### 节选文本
───

随笔,PostgreSQL的clog属于日志还是数据,需要遵守write-WAL-before-data吗?

总结

从原理上来看,MVCC需要给定事务ID后,能查询到事务的状态。

在PG中事务状态可以从几个路径获取:

  1. 在快照中查询(活跃事务)
  2. 在元组头的状态为查询(不活跃事务)
  3. 在CLOG中查询(不活跃事务)

如果不看实现只看概念,不活跃事务提交状态也可以在XLOG中查询,CLOG可以视作一种XLOG commit/rollback日志的缓存、映射,一种事务提交状态的快速查询方式。

所以在write-WAL-before-data中,CLOG也会按照data来处理,只有XLOG属于WAL。

Postgresql中clog写盘实现SlruPhysicalWritePage

postgresql中clog使用SLRU机制读写,在Slru写盘前,会有保证xlog先写的机制:

  • group_lsn表示32个事务一组中最大的日志序列号(LSN)。
  • group_lsn主要用于事务提交非同步落盘的场景。
static bool
SlruPhysicalWritePage(SlruCtl ctl, int pageno, int slotno, SlruWriteAll fdata)
{
	...
	if (shared->group_lsn != NULL)

───

[已标注区域条目]
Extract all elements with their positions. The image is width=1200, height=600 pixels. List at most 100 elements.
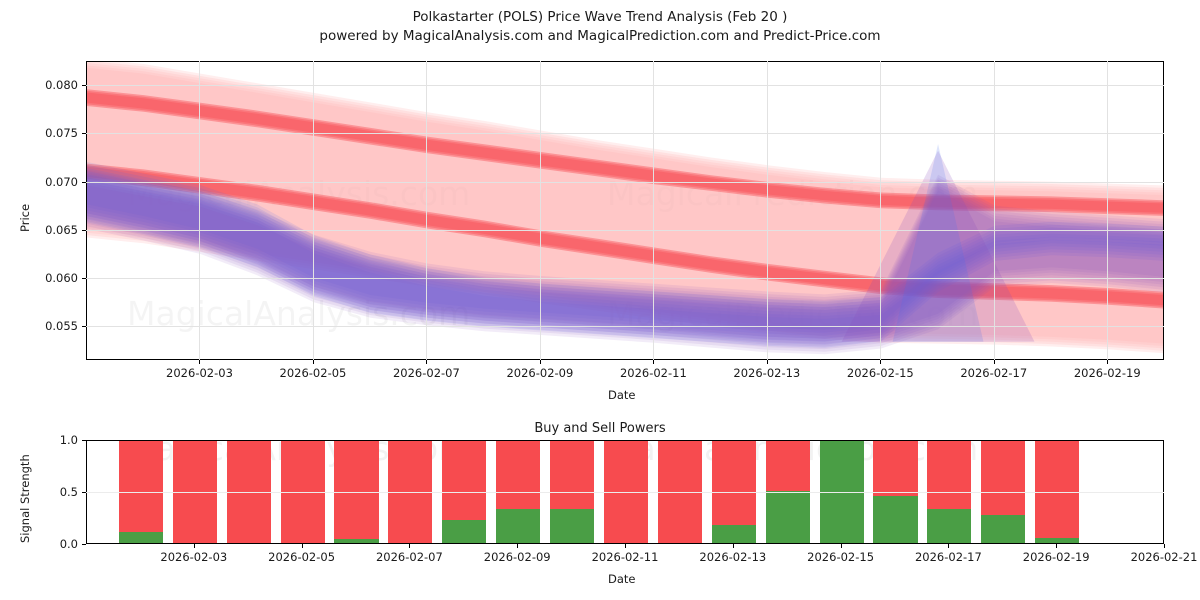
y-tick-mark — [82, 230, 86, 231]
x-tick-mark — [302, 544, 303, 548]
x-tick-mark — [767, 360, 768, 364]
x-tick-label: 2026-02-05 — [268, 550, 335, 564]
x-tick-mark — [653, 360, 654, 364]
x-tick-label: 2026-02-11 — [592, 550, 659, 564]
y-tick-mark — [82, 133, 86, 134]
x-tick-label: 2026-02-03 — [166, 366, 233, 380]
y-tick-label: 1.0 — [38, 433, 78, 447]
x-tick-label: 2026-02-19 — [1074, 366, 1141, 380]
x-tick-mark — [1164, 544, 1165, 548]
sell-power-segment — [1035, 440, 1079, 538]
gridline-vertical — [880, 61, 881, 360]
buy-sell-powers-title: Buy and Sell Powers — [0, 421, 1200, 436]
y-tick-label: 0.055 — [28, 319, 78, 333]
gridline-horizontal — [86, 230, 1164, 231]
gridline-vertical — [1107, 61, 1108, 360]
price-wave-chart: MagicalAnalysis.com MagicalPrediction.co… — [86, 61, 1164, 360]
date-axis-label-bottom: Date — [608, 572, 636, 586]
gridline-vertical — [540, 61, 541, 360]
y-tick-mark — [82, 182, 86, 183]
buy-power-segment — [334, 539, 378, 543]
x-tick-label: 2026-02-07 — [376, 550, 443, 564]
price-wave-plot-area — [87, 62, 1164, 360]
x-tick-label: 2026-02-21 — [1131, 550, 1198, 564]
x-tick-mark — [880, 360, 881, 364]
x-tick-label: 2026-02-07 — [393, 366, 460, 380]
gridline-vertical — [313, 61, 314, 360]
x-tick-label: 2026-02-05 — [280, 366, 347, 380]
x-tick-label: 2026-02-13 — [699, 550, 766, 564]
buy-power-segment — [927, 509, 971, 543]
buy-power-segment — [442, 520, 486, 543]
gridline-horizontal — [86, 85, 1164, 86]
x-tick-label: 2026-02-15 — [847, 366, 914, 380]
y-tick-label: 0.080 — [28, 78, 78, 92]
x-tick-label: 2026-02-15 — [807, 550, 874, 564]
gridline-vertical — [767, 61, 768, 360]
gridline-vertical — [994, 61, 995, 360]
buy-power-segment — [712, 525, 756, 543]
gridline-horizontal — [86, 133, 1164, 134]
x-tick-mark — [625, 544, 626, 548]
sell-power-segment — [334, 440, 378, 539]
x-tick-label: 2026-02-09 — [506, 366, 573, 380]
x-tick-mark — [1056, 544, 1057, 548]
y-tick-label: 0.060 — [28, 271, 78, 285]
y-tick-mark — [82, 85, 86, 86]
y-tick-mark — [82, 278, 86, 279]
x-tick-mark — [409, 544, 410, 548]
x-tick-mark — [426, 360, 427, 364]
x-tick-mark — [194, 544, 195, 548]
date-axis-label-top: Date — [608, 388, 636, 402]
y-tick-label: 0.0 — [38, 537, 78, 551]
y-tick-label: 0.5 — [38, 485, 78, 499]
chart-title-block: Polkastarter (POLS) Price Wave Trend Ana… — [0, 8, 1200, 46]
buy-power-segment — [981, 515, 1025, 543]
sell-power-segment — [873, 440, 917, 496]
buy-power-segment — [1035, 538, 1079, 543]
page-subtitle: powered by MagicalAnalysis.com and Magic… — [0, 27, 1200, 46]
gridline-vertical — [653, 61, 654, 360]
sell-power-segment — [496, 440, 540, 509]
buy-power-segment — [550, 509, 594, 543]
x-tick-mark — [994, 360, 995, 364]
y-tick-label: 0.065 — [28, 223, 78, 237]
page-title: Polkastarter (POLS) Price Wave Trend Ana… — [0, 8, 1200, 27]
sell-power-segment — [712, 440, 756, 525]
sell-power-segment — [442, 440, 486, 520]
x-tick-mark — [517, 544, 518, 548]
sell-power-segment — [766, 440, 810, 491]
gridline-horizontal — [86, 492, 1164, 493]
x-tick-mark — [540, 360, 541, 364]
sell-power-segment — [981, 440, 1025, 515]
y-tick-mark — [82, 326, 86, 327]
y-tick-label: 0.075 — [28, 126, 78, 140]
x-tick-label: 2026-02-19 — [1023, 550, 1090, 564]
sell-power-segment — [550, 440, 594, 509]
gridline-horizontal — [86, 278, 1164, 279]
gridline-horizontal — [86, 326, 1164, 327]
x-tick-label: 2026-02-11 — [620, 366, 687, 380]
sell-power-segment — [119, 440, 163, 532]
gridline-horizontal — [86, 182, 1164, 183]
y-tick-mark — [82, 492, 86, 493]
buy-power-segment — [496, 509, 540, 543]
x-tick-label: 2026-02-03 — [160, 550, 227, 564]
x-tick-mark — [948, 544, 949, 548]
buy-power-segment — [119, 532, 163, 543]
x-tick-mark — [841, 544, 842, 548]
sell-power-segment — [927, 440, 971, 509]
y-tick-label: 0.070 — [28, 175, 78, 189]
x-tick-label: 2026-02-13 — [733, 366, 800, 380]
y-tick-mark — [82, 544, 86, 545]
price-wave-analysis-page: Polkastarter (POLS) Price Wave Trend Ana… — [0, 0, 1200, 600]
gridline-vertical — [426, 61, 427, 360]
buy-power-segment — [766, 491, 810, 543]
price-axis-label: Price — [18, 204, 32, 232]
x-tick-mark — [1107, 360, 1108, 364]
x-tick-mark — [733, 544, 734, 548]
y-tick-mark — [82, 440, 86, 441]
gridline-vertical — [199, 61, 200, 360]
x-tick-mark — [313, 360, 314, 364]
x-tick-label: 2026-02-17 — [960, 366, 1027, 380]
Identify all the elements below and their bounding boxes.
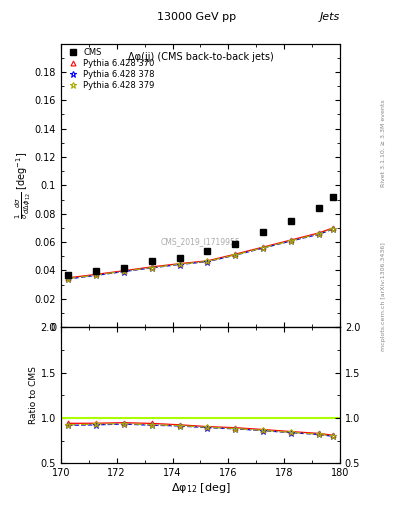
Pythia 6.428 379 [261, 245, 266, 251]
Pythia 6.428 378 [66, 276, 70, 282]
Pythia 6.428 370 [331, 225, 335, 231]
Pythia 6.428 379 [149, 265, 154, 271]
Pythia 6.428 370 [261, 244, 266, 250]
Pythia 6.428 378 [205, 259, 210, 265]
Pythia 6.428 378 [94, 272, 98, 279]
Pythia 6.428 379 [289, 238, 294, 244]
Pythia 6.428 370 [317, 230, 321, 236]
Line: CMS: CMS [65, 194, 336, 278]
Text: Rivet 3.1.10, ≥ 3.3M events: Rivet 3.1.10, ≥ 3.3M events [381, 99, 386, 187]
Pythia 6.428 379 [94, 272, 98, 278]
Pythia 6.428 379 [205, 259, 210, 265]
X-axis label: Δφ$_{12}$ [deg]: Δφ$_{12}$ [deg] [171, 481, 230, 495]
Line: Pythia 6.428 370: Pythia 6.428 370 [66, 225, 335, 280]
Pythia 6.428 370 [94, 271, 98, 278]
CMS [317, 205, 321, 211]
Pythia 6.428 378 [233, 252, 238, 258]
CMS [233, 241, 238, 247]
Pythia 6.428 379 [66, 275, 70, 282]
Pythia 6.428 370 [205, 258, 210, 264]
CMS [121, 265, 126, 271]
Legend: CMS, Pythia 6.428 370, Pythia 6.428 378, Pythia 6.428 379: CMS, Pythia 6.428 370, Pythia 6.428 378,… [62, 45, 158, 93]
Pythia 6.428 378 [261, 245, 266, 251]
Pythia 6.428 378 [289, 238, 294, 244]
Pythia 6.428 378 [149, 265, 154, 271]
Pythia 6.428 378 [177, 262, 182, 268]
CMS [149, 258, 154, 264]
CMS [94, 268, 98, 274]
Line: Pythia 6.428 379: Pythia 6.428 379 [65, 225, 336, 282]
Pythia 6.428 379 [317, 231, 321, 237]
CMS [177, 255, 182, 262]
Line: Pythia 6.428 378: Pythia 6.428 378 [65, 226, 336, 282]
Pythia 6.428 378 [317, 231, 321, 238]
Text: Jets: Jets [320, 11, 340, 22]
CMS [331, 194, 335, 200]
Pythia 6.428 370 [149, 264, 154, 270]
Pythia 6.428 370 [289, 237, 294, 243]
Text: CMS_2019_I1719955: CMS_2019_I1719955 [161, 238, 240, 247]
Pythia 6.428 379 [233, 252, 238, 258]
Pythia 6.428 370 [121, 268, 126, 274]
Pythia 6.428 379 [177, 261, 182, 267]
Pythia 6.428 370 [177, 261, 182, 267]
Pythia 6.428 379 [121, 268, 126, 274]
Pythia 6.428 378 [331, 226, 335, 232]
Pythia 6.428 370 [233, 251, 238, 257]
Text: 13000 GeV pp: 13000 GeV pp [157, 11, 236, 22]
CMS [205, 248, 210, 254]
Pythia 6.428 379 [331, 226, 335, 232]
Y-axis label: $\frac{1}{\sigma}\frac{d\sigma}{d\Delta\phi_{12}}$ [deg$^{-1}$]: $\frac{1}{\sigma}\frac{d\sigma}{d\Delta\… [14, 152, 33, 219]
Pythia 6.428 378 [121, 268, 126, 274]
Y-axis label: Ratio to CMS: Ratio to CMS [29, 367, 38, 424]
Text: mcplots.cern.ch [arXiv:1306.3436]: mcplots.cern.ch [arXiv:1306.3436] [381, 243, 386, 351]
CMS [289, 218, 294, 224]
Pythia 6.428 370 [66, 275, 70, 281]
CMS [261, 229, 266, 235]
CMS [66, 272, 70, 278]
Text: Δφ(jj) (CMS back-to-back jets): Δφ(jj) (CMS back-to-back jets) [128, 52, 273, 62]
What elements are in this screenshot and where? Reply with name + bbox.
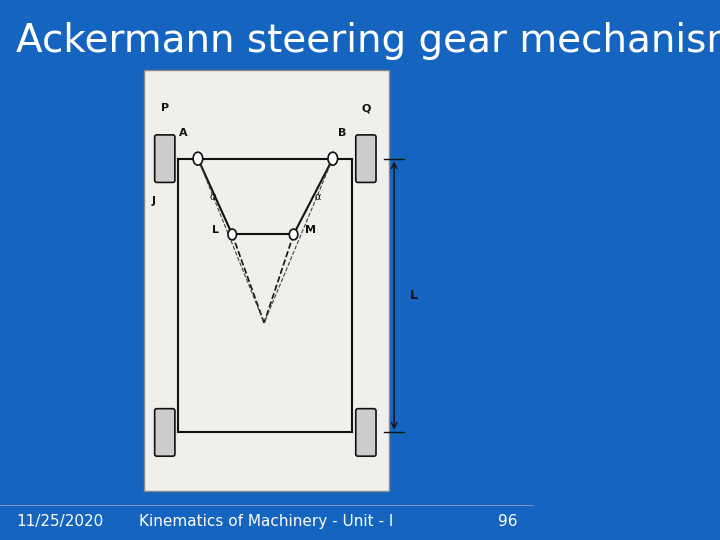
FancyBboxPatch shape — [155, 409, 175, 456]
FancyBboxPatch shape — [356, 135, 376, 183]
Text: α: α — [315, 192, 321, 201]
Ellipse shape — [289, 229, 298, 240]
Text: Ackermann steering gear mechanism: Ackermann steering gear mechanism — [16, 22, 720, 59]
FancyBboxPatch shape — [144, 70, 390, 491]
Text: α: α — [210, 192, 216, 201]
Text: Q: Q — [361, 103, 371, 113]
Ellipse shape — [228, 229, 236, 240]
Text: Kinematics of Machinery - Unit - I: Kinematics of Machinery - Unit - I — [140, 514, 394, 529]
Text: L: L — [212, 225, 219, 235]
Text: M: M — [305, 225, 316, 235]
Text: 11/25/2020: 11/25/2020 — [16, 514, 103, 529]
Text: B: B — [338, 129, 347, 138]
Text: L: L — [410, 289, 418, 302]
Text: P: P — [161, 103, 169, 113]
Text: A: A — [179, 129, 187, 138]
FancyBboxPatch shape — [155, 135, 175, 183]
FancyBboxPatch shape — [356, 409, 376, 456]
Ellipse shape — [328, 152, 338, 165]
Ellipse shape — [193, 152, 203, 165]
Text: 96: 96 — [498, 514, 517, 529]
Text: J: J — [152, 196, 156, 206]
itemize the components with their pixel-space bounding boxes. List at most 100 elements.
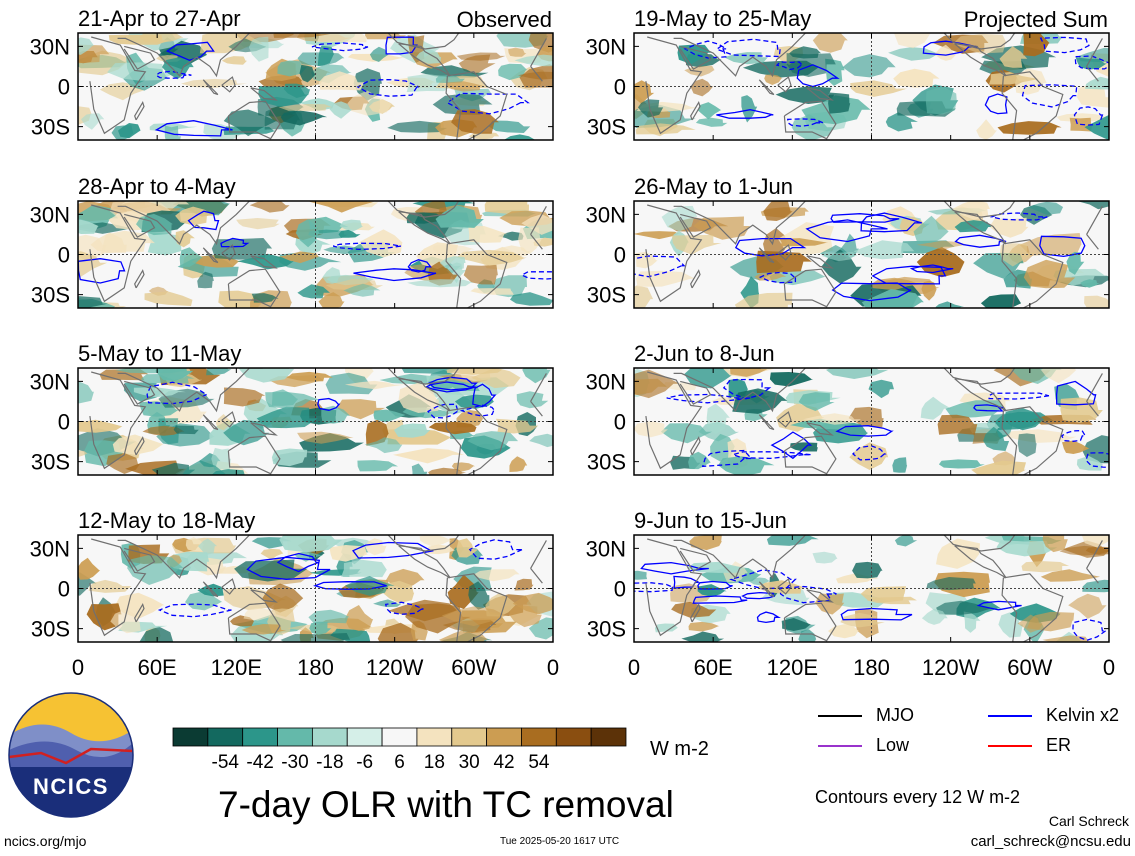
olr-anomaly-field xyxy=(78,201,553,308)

───

### 任务说明
1. 关于PostgreSQL CLOG的文章中,group_lsn表示什么?
2. 请照录关于PostgreSQL CLOG的文章中介于“1. 在快照中查询(活跃事务)”和“理,只有XLOG属于WAL。”之间的文字,首尾两处都包括在内。
3. 从关于PostgreSQL CLOG的文章结束处接着往下续写。
作答时用不到这些行。

### 练习结果
1. 32个事务一组中最大的日志序列号(LSN)。

2.
1. 在快照中查询(活跃事务)
  2. 在元组头的状态为查询(不活跃事务)
  3. 在CLOG中查询(不活跃事务)

如果不看实现只看概念,不活跃事务提交状态也可以在XLOG中查询,CLOG可以视作一种XLOG commit/rollback日志的缓存、映射,一种事务提交状态的快速查询方式。

所以在write-WAL-before-data中,CLOG也会按照data来处理,只有XLOG属于WAL。

3.
	{
		/*
		 * We must determine the largest async-commit LSN for the page. This
		 * is a bit tedious, but since this entire function is a slow path
		 * anyway, it seems better to do this here than to maintain a per-page
		 * LSN variable (which'd need an extra comparison in the
		 * transaction-commit path).
		 */
		XLogRecPtr	max_lsn;
		int			lsnindex,
					lsnoff;

		lsnindex = slotno * shared->lsn_groups_per_page;
		max_lsn = shared->group_lsn[lsnindex++];
		for (lsnoff = 1; lsnoff < shared->lsn_groups_per_page; lsnoff++)
		{
			XLogRecPtr	this_lsn = shared->group_lsn[lsnindex++];

			if (max_lsn < this_lsn)
				max_lsn = this_lsn;    <<<<<<<<<<<<<<<<<<<<<<<<< 找到最大的LSN
		}

		if (!XLogRecPtrIsInvalid(max_lsn))
		{
			/*
			 * As noted above, elog(ERROR) is not acceptable here, so if
			 * XLogFlush were to fail, we must PANIC.  This isn't much of a
			 * restriction because XLogFlush is just about all critical
			 * section anyway, but let's make sure.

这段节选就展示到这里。